*SHORT EXERCISE*
All of the records below need to be copied exactly.

___ SUPPLIED DATA ___

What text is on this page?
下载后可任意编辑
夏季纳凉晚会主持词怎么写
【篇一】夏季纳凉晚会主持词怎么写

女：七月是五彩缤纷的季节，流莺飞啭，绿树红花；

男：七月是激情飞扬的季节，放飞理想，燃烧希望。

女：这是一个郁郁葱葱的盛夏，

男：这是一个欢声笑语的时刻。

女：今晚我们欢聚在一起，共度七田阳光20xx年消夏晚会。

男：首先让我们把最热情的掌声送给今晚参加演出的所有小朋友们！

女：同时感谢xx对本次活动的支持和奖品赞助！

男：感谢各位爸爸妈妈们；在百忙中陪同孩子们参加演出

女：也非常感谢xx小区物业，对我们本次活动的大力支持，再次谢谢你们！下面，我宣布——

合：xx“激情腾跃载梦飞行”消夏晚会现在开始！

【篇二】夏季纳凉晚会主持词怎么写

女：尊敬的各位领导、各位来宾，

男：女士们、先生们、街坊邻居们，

___

*OUTPUT OF THE EXERCISE*
What text is on this page?
下载后可任意编辑
夏季纳凉晚会主持词怎么写
【篇一】夏季纳凉晚会主持词怎么写

女：七月是五彩缤纷的季节，流莺飞啭，绿树红花；

男：七月是激情飞扬的季节，放飞理想，燃烧希望。

女：这是一个郁郁葱葱的盛夏，

男：这是一个欢声笑语的时刻。

女：今晚我们欢聚在一起，共度七田阳光20xx年消夏晚会。

男：首先让我们把最热情的掌声送给今晚参加演出的所有小朋友们！

女：同时感谢xx对本次活动的支持和奖品赞助！

男：感谢各位爸爸妈妈们；在百忙中陪同孩子们参加演出

女：也非常感谢xx小区物业，对我们本次活动的大力支持，再次谢谢你们！下面，我宣布——

合：xx“激情腾跃载梦飞行”消夏晚会现在开始！

【篇二】夏季纳凉晚会主持词怎么写

女：尊敬的各位领导、各位来宾，

男：女士们、先生们、街坊邻居们，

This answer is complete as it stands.